> **Data entries**
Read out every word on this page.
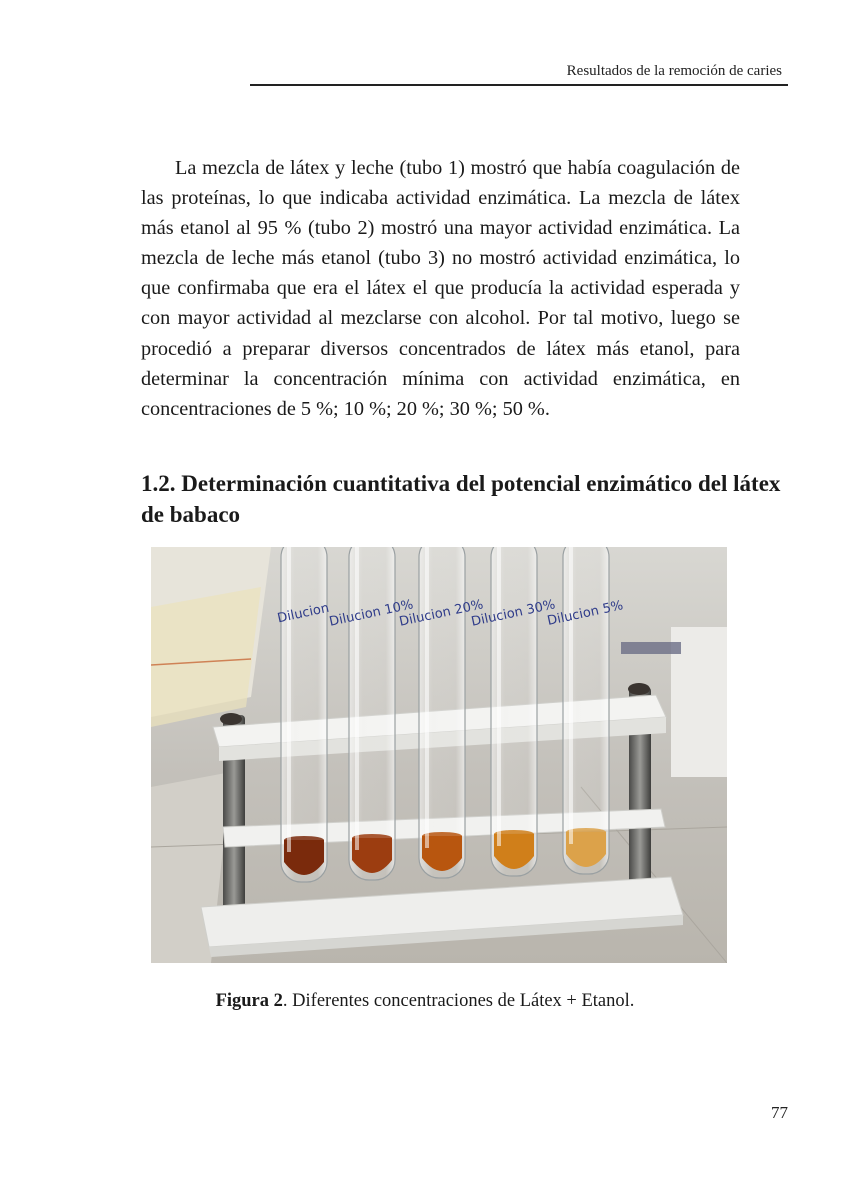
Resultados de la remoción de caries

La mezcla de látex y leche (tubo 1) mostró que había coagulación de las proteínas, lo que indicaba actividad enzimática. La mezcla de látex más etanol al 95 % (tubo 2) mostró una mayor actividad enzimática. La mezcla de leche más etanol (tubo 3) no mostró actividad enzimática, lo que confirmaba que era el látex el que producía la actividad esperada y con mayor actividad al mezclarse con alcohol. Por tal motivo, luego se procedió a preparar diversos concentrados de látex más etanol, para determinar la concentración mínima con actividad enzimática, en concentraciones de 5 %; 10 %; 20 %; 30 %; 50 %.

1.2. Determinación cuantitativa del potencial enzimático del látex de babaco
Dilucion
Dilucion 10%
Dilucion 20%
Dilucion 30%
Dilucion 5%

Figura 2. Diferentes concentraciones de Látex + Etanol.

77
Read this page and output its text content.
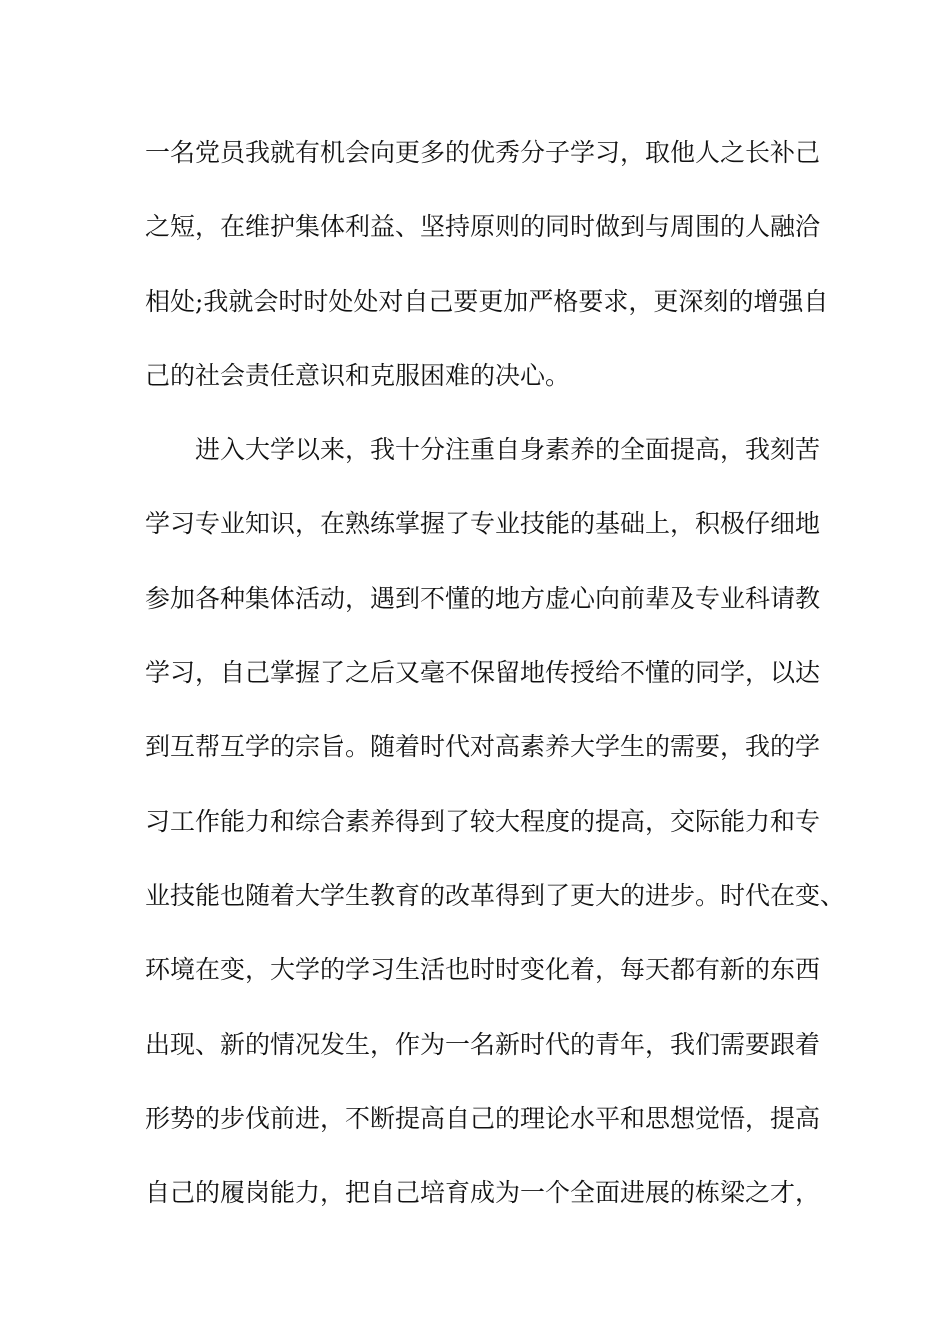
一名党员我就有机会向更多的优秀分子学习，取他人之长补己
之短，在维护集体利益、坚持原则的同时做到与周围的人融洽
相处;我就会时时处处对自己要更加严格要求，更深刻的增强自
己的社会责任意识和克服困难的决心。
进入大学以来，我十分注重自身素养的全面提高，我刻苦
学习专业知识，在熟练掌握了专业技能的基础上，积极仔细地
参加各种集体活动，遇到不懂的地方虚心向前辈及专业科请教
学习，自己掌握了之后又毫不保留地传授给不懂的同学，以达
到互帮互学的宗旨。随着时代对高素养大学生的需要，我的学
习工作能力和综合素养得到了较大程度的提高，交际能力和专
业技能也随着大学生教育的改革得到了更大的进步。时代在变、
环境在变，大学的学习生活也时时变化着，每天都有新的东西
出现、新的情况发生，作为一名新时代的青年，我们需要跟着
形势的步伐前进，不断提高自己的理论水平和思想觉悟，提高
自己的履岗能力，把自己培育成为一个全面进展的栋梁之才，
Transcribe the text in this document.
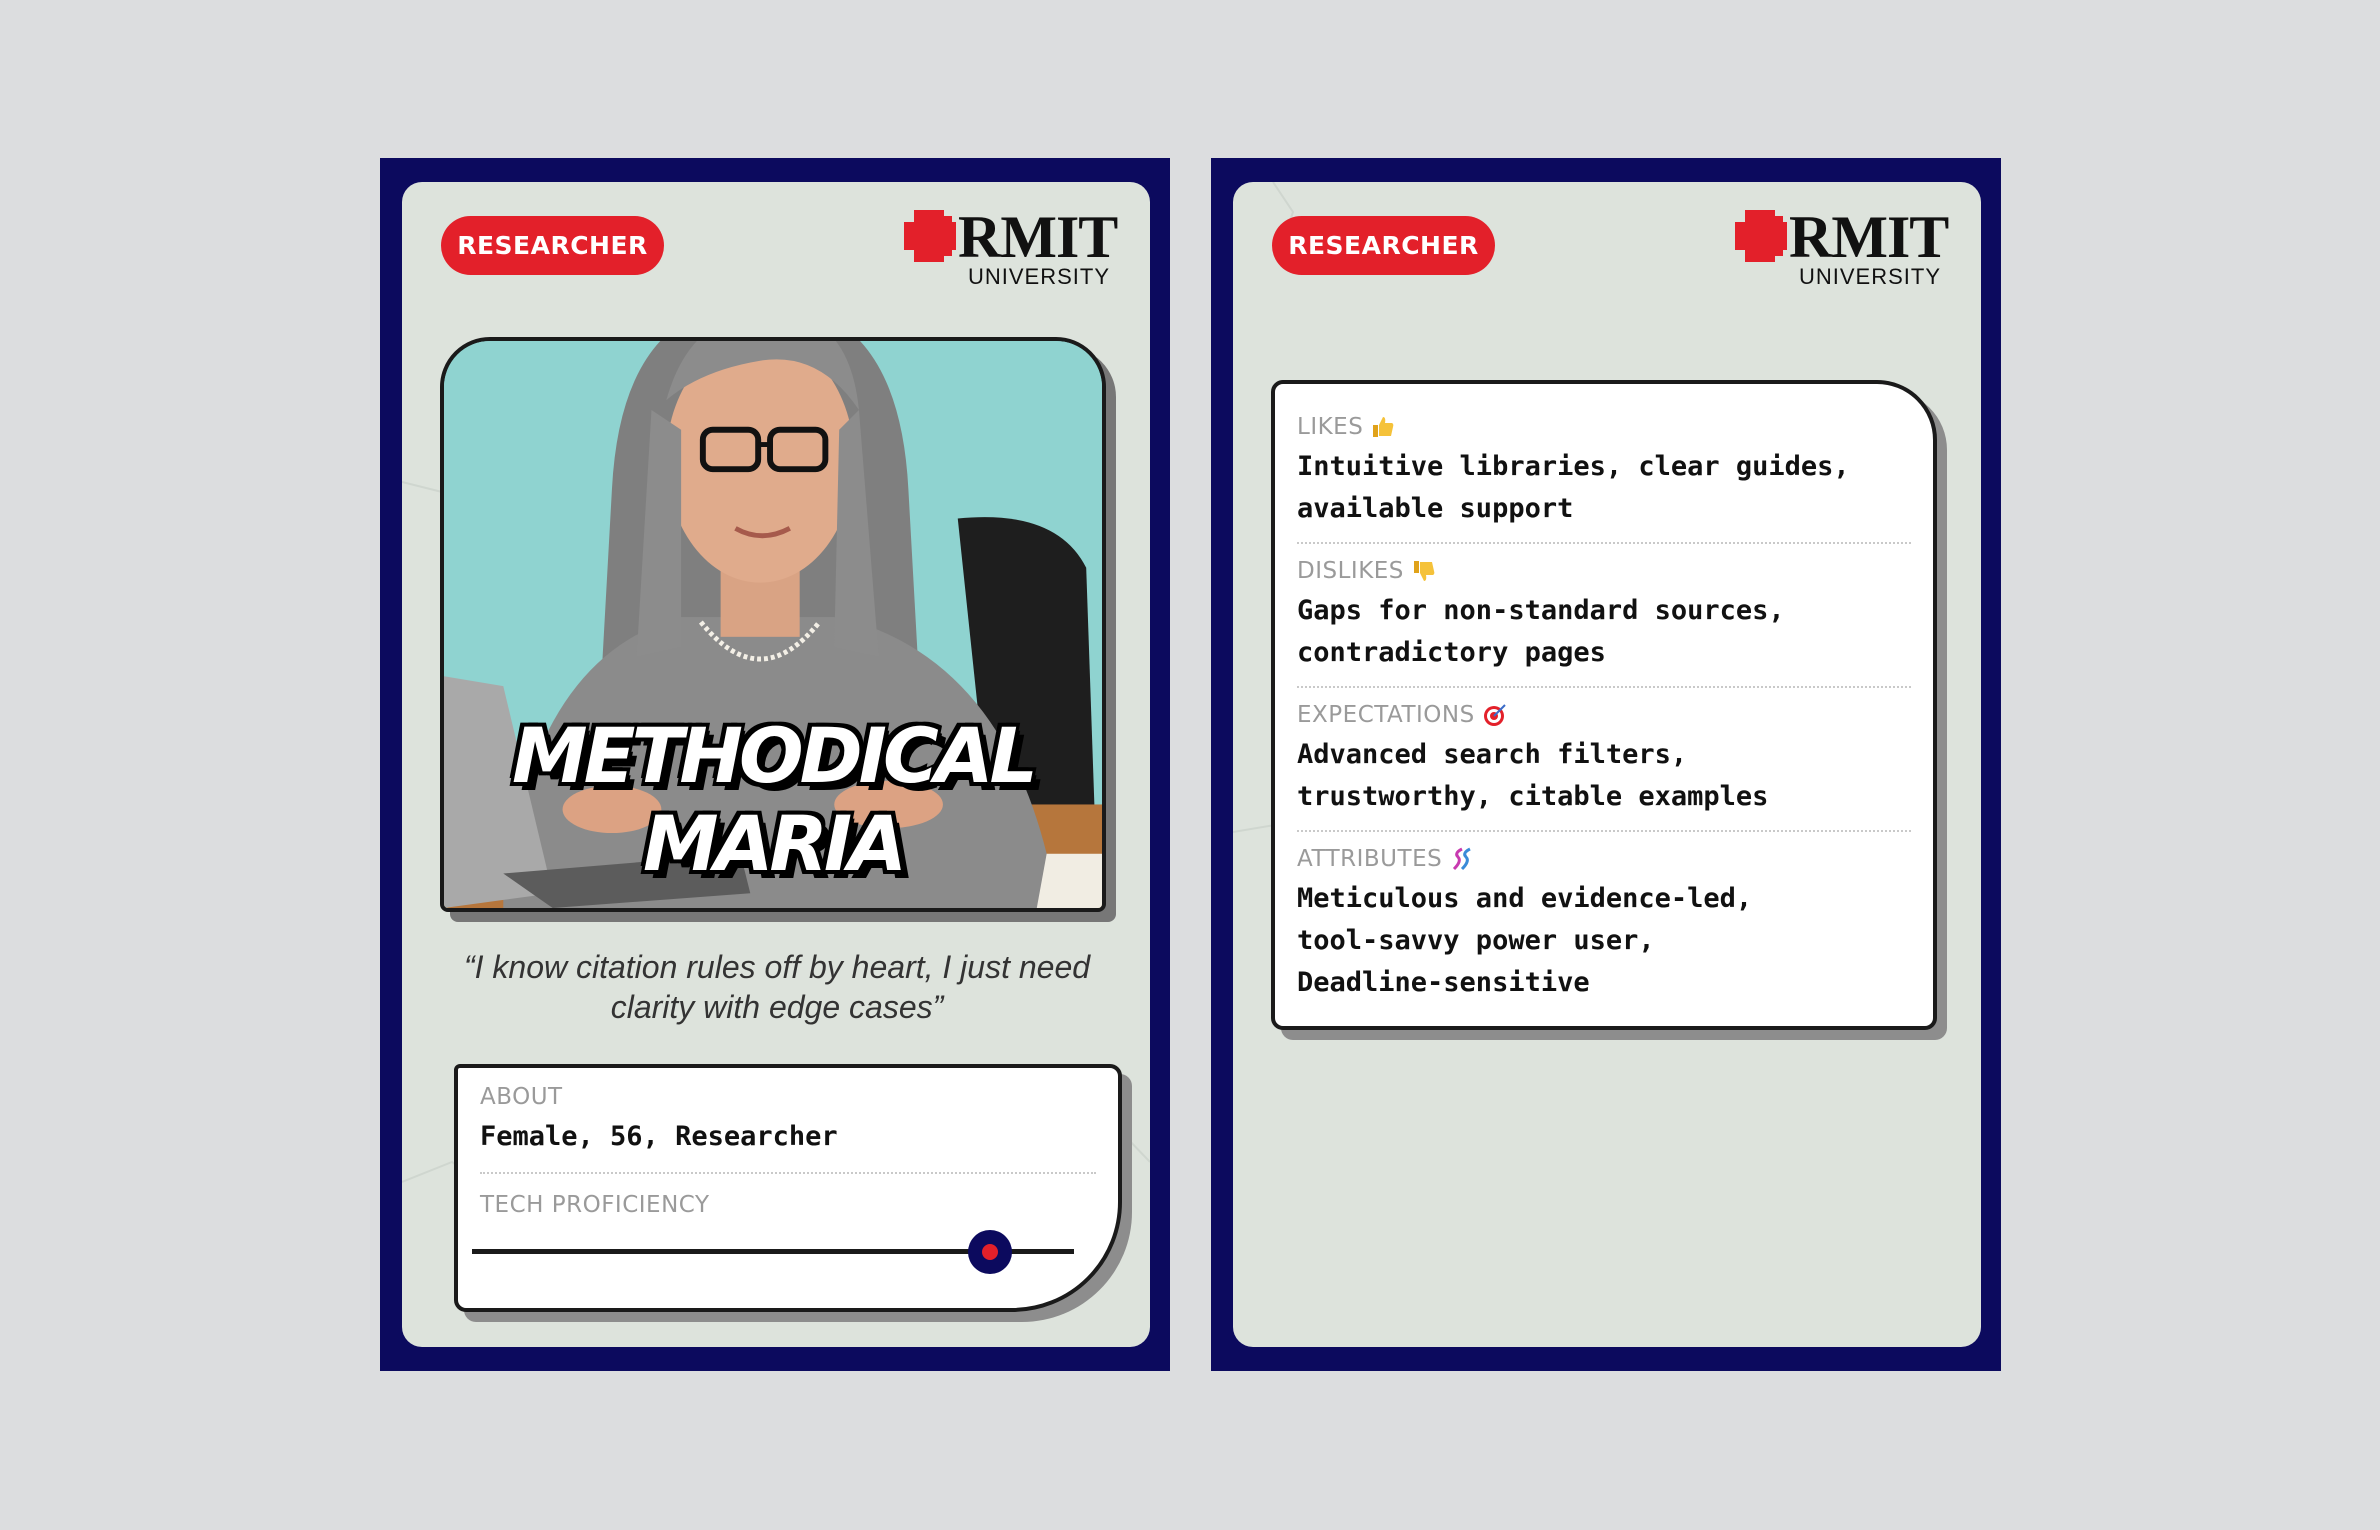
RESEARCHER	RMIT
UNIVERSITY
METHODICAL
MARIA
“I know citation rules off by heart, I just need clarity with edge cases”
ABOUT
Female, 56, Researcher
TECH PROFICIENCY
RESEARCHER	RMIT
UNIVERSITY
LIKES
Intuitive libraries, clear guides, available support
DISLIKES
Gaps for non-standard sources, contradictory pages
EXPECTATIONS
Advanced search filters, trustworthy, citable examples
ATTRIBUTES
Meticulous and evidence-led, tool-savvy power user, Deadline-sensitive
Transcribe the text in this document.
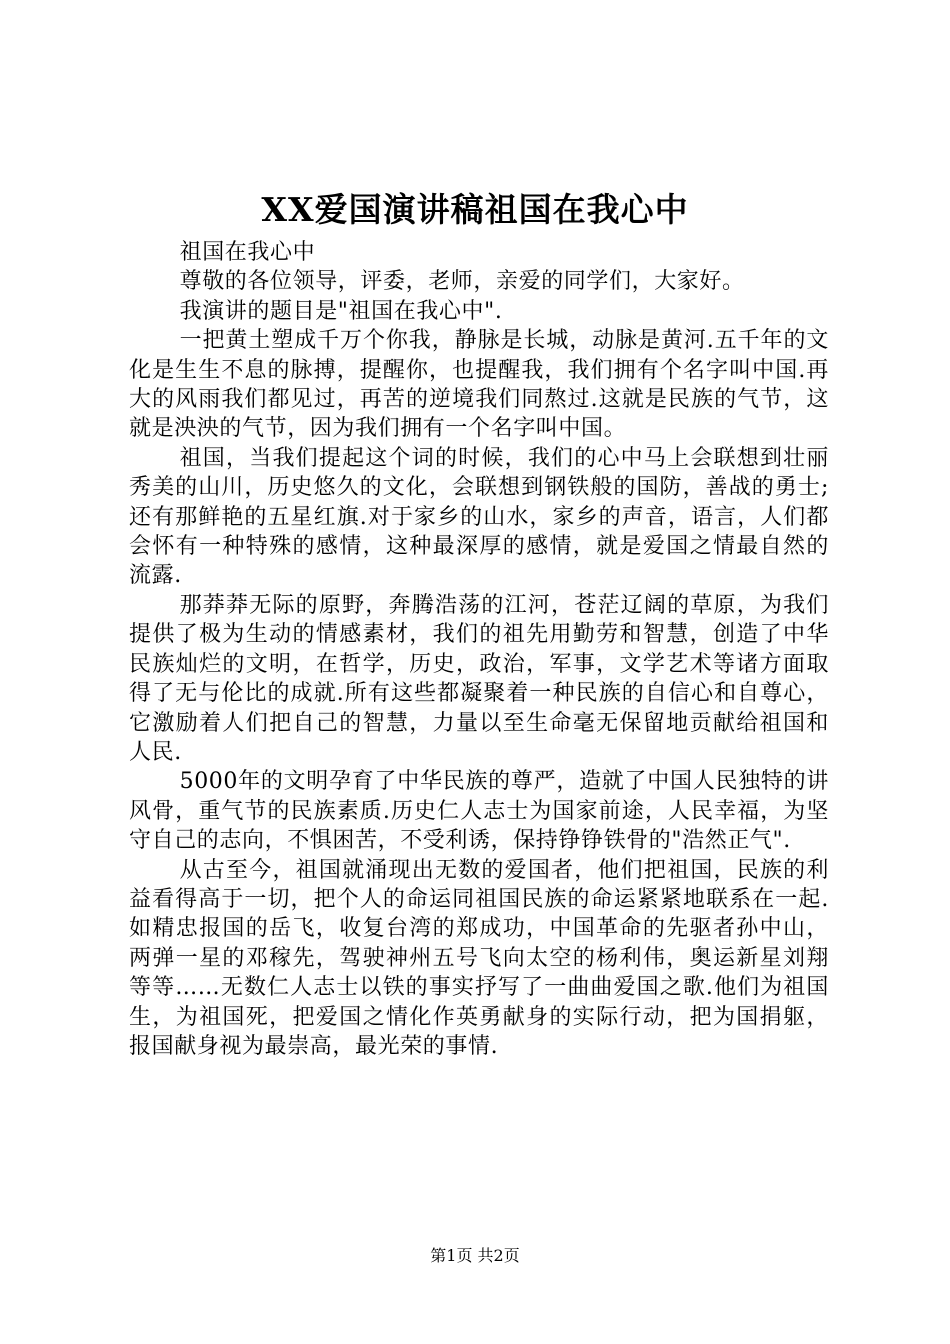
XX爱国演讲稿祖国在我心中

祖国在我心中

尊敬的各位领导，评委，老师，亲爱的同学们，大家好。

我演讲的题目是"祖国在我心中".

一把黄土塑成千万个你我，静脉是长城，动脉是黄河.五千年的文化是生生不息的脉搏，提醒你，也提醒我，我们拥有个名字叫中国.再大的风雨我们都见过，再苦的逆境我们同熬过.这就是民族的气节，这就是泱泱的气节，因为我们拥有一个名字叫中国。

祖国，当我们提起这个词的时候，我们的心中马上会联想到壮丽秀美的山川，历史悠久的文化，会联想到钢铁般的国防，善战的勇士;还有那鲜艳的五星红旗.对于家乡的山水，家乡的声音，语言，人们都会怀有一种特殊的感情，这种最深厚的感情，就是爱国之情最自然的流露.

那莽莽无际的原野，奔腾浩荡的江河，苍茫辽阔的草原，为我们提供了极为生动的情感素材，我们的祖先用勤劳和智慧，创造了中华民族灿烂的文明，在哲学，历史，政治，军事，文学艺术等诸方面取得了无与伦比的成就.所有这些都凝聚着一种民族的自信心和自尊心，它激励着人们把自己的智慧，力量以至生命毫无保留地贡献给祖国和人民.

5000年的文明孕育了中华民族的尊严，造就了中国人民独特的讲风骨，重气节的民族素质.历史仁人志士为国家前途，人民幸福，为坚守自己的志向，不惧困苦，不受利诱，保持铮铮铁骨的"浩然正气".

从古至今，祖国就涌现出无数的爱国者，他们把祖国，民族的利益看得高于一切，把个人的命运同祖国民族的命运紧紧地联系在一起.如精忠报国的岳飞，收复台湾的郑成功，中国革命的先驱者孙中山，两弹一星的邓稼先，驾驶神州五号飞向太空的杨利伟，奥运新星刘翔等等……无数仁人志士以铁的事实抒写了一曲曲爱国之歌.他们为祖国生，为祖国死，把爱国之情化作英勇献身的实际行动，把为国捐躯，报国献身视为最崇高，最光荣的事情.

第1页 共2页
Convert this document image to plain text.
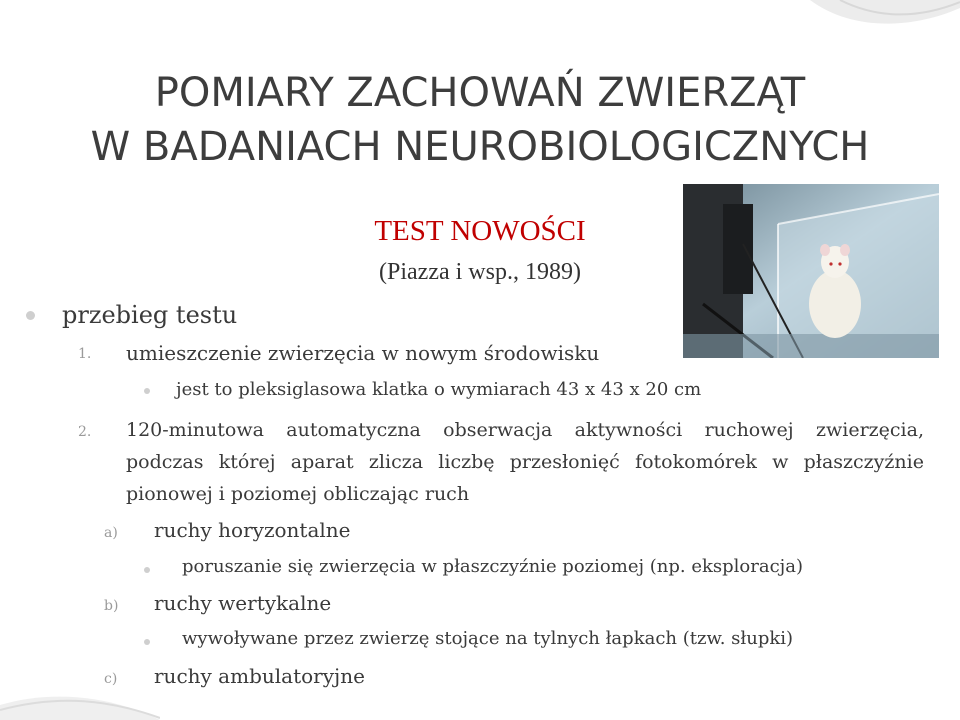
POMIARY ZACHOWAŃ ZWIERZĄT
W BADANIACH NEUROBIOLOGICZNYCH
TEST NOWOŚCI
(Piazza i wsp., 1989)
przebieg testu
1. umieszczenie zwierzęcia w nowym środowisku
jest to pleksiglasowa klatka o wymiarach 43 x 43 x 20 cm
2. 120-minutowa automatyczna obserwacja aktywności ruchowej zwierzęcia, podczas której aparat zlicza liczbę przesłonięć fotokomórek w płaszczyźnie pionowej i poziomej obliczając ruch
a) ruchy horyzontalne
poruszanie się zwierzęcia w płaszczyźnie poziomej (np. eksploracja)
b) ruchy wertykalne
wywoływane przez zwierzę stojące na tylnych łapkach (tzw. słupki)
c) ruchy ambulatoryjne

> **Directions for this task**
Go through the listing above and locate each line that holds the word "text". Copy those lines.

> **Problem solution**
Read this page and output its text content.
Transcribe the text in this document.
Transcribe the text in this document.
Convert this document image to plain text.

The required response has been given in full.